▸ **WHAT TO WORK ON**: Among the entries below, find the lines with "Terrorism" and copy them.

▸ **PROVIDED DATA**:
===
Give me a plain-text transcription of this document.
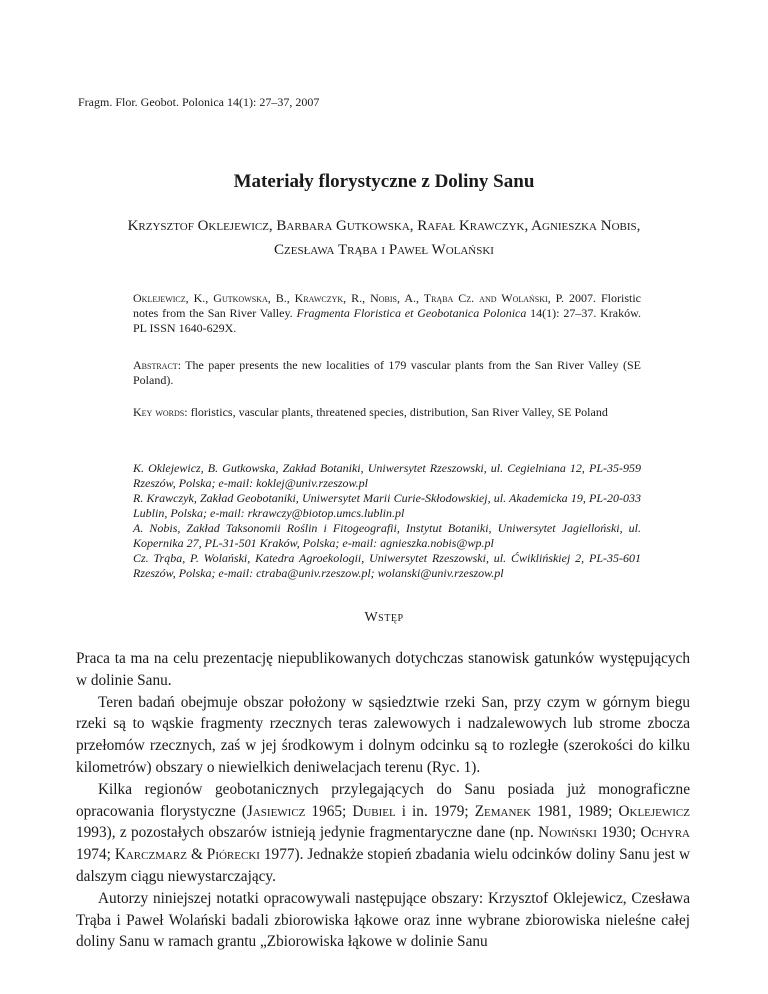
Fragm. Flor. Geobot. Polonica 14(1): 27–37, 2007
Materiały florystyczne z Doliny Sanu
Krzysztof Oklejewicz, Barbara Gutkowska, Rafał Krawczyk, Agnieszka Nobis,
Czesława Trąba i Paweł Wolański
Oklejewicz, K., Gutkowska, B., Krawczyk, R., Nobis, A., Trąba Cz. and Wolański, P. 2007. Floristic notes from the San River Valley. Fragmenta Floristica et Geobotanica Polonica 14(1): 27–37. Kraków. PL ISSN 1640-629X.
Abstract: The paper presents the new localities of 179 vascular plants from the San River Valley (SE Poland).
Key words: floristics, vascular plants, threatened species, distribution, San River Valley, SE Poland

K. Oklejewicz, B. Gutkowska, Zakład Botaniki, Uniwersytet Rzeszowski, ul. Cegielniana 12, PL-35-959 Rzeszów, Polska; e-mail: koklej@univ.rzeszow.pl

R. Krawczyk, Zakład Geobotaniki, Uniwersytet Marii Curie-Skłodowskiej, ul. Akademicka 19, PL-20-033 Lublin, Polska; e-mail: rkrawczy@biotop.umcs.lublin.pl

A. Nobis, Zakład Taksonomii Roślin i Fitogeografii, Instytut Botaniki, Uniwersytet Jagielloński, ul. Kopernika 27, PL-31-501 Kraków, Polska; e-mail: agnieszka.nobis@wp.pl

Cz. Trąba, P. Wolański, Katedra Agroekologii, Uniwersytet Rzeszowski, ul. Ćwiklińskiej 2, PL-35-601 Rzeszów, Polska; e-mail: ctraba@univ.rzeszow.pl; wolanski@univ.rzeszow.pl

Wstęp

Praca ta ma na celu prezentację niepublikowanych dotychczas stanowisk gatunków występujących w dolinie Sanu.

Teren badań obejmuje obszar położony w sąsiedztwie rzeki San, przy czym w górnym biegu rzeki są to wąskie fragmenty rzecznych teras zalewowych i nadzalewowych lub strome zbocza przełomów rzecznych, zaś w jej środkowym i dolnym odcinku są to rozległe (szerokości do kilku kilometrów) obszary o niewielkich deniwelacjach terenu (Ryc. 1).

Kilka regionów geobotanicznych przylegających do Sanu posiada już monograficzne opracowania florystyczne (Jasiewicz 1965; Dubiel i in. 1979; Zemanek 1981, 1989; Oklejewicz 1993), z pozostałych obszarów istnieją jedynie fragmentaryczne dane (np. Nowiński 1930; Ochyra 1974; Karczmarz & Piórecki 1977). Jednakże stopień zbadania wielu odcinków doliny Sanu jest w dalszym ciągu niewystarczający.

Autorzy niniejszej notatki opracowywali następujące obszary: Krzysztof Oklejewicz, Czesława Trąba i Paweł Wolański badali zbiorowiska łąkowe oraz inne wybrane zbiorowiska nieleśne całej doliny Sanu w ramach grantu „Zbiorowiska łąkowe w dolinie Sanu
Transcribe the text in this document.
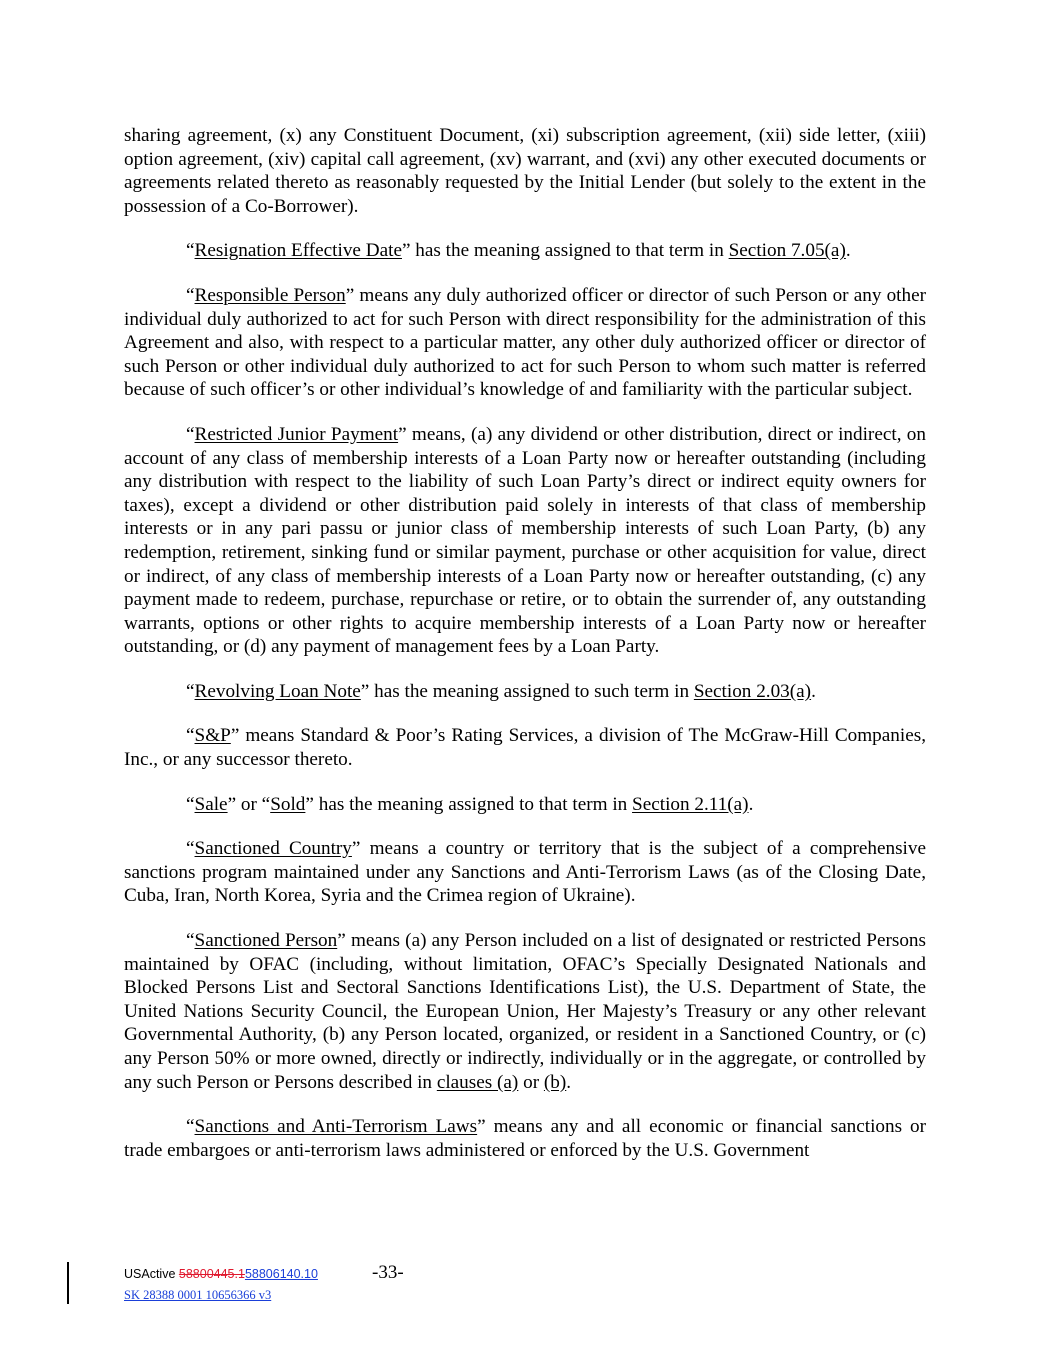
sharing agreement, (x) any Constituent Document, (xi) subscription agreement, (xii) side letter, (xiii) option agreement, (xiv) capital call agreement, (xv) warrant, and (xvi) any other executed documents or agreements related thereto as reasonably requested by the Initial Lender (but solely to the extent in the possession of a Co-Borrower).

“Resignation Effective Date” has the meaning assigned to that term in Section 7.05(a).

“Responsible Person” means any duly authorized officer or director of such Person or any other individual duly authorized to act for such Person with direct responsibility for the administration of this Agreement and also, with respect to a particular matter, any other duly authorized officer or director of such Person or other individual duly authorized to act for such Person to whom such matter is referred because of such officer’s or other individual’s knowledge of and familiarity with the particular subject.

“Restricted Junior Payment” means, (a) any dividend or other distribution, direct or indirect, on account of any class of membership interests of a Loan Party now or hereafter outstanding (including any distribution with respect to the liability of such Loan Party’s direct or indirect equity owners for taxes), except a dividend or other distribution paid solely in interests of that class of membership interests or in any pari passu or junior class of membership interests of such Loan Party, (b) any redemption, retirement, sinking fund or similar payment, purchase or other acquisition for value, direct or indirect, of any class of membership interests of a Loan Party now or hereafter outstanding, (c) any payment made to redeem, purchase, repurchase or retire, or to obtain the surrender of, any outstanding warrants, options or other rights to acquire membership interests of a Loan Party now or hereafter outstanding, or (d) any payment of management fees by a Loan Party.

“Revolving Loan Note” has the meaning assigned to such term in Section 2.03(a).

“S&P” means Standard & Poor’s Rating Services, a division of The McGraw-Hill Companies, Inc., or any successor thereto.

“Sale” or “Sold” has the meaning assigned to that term in Section 2.11(a).

“Sanctioned Country” means a country or territory that is the subject of a comprehensive sanctions program maintained under any Sanctions and Anti-Terrorism Laws (as of the Closing Date, Cuba, Iran, North Korea, Syria and the Crimea region of Ukraine).

“Sanctioned Person” means (a) any Person included on a list of designated or restricted Persons maintained by OFAC (including, without limitation, OFAC’s Specially Designated Nationals and Blocked Persons List and Sectoral Sanctions Identifications List), the U.S. Department of State, the United Nations Security Council, the European Union, Her Majesty’s Treasury or any other relevant Governmental Authority, (b) any Person located, organized, or resident in a Sanctioned Country, or (c) any Person 50% or more owned, directly or indirectly, individually or in the aggregate, or controlled by any such Person or Persons described in clauses (a) or (b).

“Sanctions and Anti-Terrorism Laws” means any and all economic or financial sanctions or trade embargoes or anti-terrorism laws administered or enforced by the U.S. Government

USActive 58800445.158806140.10	-33-
SK 28388 0001 10656366 v3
===
▸ **WRITTEN SOLUTION**:
“Sanctioned Country” means a country or territory that is the subject of a comprehensive sanctions program maintained under any Sanctions and Anti-Terrorism Laws (as of the Closing Date, Cuba, Iran, North Korea, Syria and the Crimea region of Ukraine).
“Sanctions and Anti-Terrorism Laws” means any and all economic or financial sanctions or trade embargoes or anti-terrorism laws administered or enforced by the U.S. Government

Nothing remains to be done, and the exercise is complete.